* _What is required_
Please output the lines shown below exactly as they appear.

* _Listed records_
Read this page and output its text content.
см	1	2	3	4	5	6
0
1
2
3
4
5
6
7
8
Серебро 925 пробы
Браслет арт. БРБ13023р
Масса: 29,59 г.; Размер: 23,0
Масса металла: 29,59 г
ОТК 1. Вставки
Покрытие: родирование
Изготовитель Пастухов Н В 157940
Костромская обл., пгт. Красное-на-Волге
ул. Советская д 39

* _Solved exercise_
Read this page and output its text content.
см	1	2	3	4	5	6
0
1
2
3
4
5
6
7
8
Серебро 925 пробы
Браслет арт. БРБ13023р
Масса: 29,59 г.; Размер: 23,0
Масса металла: 29,59 г
ОТК 1. Вставки
Покрытие: родирование
Изготовитель Пастухов Н В 157940
Костромская обл., пгт. Красное-на-Волге
ул. Советская д 39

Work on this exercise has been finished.